Among the entries below, count the lines where the string "avec" occurs, and give only the number.
###
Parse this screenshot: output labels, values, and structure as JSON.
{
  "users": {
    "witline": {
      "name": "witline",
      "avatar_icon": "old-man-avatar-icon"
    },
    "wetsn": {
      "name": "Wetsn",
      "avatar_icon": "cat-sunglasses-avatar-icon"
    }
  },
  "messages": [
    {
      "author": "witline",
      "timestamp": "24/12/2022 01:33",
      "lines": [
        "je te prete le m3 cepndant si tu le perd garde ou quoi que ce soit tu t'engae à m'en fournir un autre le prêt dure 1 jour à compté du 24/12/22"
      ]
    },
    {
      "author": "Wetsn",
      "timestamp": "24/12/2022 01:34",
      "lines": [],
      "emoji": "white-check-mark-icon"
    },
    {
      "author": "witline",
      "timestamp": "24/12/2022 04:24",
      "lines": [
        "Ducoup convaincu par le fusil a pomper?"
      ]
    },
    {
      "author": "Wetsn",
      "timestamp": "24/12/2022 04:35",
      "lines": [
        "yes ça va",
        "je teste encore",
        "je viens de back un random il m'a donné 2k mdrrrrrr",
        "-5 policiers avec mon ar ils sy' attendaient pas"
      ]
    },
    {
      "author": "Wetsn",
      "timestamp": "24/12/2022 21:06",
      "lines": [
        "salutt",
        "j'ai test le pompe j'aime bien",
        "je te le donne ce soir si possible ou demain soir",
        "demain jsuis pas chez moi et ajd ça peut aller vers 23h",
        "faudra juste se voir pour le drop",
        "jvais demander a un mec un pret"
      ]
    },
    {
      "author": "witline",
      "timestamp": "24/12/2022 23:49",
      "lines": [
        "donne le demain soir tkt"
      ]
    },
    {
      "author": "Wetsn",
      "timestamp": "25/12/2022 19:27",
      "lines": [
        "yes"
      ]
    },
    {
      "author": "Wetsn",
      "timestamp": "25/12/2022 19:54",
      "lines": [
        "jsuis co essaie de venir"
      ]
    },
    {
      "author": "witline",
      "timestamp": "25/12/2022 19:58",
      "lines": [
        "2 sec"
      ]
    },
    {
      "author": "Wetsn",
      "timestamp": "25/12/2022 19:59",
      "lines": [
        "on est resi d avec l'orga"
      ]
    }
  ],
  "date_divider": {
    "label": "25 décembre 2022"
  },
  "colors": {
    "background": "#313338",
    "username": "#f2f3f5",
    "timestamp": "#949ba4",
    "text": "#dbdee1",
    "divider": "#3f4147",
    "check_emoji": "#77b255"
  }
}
###
WRITTEN REPLY: 2